◆ **To do**:
Determine how many lines hold "this" and give only that number.
* Begin *
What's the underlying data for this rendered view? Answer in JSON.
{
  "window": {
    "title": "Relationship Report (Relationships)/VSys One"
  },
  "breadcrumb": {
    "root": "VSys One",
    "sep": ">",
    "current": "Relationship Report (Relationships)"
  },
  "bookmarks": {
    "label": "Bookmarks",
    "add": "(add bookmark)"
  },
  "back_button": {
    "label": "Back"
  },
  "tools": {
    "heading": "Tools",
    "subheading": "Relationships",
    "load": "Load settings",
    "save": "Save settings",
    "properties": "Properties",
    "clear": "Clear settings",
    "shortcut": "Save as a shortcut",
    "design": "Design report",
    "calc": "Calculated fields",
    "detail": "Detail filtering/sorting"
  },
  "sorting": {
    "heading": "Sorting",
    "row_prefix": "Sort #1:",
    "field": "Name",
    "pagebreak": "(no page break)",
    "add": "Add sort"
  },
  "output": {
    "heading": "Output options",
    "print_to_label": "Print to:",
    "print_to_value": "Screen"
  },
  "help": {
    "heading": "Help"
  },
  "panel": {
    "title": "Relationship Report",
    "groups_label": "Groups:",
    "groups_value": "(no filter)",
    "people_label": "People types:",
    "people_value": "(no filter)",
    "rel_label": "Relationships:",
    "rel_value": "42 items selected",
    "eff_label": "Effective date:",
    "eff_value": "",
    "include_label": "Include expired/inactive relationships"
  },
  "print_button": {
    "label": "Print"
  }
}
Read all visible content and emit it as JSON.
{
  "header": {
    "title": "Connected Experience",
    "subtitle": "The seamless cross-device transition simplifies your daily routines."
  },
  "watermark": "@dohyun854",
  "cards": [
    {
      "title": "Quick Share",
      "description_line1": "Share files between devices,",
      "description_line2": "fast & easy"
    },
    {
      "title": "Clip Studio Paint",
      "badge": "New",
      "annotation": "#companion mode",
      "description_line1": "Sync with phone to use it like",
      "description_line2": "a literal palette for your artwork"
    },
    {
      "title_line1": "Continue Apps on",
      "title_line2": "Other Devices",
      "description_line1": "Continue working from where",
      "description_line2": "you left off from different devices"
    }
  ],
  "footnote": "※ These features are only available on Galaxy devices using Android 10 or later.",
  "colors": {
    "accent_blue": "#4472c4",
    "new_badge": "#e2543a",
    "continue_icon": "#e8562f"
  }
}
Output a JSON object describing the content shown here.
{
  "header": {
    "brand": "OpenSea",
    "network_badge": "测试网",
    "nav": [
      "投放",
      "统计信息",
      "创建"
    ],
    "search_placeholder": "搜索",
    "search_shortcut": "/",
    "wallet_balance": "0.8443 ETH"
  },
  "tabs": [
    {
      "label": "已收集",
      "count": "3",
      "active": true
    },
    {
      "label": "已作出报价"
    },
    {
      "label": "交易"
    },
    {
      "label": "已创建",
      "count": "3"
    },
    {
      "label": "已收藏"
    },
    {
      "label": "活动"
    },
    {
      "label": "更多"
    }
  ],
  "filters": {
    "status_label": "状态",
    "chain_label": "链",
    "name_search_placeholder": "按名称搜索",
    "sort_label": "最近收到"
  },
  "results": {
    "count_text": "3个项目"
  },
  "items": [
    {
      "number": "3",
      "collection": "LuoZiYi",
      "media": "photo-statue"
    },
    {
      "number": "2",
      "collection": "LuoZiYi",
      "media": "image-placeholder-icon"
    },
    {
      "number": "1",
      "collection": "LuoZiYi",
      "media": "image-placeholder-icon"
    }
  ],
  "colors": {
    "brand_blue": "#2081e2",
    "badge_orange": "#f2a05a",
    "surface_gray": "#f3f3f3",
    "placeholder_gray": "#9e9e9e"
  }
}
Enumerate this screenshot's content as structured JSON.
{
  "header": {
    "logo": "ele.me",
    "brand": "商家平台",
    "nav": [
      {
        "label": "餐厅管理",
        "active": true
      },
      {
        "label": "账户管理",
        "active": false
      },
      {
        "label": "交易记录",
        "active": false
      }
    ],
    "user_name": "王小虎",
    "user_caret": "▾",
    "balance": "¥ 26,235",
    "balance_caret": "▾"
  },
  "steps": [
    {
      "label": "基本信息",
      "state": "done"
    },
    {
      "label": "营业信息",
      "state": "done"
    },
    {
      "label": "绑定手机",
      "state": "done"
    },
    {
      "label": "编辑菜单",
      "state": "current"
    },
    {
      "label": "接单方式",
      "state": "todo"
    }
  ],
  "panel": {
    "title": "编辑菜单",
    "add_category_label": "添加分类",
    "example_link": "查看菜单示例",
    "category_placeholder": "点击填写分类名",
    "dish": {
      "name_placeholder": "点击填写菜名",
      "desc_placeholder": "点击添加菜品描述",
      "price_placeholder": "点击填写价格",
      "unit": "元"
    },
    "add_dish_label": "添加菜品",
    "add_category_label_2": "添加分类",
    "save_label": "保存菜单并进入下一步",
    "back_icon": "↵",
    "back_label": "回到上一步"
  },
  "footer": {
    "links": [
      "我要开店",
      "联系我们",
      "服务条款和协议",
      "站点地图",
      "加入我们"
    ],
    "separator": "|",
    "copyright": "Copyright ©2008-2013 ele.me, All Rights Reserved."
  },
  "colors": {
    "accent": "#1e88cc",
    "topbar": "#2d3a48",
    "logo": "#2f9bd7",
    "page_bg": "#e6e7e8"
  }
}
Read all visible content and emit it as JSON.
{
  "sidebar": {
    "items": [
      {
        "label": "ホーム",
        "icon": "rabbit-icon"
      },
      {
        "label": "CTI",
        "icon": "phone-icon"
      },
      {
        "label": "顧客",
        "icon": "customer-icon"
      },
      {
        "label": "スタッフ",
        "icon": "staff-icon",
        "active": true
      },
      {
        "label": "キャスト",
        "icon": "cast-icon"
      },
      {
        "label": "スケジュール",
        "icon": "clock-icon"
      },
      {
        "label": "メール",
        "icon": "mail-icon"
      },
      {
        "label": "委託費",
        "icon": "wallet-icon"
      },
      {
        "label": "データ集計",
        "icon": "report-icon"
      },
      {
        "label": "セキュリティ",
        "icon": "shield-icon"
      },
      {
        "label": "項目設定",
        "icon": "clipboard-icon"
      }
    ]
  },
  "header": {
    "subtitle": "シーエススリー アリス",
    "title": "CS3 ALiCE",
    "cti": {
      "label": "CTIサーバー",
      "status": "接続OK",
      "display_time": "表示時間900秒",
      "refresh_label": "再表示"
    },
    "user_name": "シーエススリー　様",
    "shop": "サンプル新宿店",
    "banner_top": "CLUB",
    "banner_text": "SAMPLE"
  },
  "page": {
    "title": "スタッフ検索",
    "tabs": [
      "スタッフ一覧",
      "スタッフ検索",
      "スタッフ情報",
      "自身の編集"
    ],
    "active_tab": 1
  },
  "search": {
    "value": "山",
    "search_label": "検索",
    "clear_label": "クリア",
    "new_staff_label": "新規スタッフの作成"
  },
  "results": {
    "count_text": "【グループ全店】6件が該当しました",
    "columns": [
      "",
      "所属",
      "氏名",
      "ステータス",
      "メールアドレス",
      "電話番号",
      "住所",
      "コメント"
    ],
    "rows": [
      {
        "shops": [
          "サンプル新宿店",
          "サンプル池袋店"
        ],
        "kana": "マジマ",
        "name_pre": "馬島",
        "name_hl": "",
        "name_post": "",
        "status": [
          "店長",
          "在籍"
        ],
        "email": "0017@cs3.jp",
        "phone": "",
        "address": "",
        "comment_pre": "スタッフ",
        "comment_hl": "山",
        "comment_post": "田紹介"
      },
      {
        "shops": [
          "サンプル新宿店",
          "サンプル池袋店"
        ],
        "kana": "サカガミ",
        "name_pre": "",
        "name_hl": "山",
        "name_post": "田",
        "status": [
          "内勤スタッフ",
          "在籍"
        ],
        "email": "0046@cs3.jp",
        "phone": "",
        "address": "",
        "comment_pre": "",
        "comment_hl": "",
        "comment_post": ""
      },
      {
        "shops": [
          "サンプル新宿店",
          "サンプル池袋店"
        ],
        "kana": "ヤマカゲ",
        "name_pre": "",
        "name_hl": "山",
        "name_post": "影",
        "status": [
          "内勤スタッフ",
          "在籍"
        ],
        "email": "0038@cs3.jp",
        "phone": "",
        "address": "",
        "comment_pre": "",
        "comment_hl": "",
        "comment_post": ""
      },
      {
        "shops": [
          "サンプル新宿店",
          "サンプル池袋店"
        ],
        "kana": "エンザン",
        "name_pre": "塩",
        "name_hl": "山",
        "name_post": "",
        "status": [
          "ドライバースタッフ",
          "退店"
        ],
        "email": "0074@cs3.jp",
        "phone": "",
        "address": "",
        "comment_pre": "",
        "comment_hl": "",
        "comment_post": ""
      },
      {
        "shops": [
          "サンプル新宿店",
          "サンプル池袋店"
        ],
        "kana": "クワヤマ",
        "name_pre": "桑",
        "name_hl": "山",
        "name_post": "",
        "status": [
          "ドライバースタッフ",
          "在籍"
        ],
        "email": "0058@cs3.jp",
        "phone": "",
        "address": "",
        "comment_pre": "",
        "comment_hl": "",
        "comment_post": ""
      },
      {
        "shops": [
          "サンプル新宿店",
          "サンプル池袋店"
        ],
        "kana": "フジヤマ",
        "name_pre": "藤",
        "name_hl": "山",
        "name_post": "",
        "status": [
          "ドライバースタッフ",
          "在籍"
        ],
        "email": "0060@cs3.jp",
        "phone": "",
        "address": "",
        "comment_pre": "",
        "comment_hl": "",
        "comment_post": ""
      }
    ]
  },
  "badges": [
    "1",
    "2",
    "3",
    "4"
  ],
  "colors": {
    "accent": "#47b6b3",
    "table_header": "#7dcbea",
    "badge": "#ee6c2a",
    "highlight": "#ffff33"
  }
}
* End *
◆ **Answer below**:
2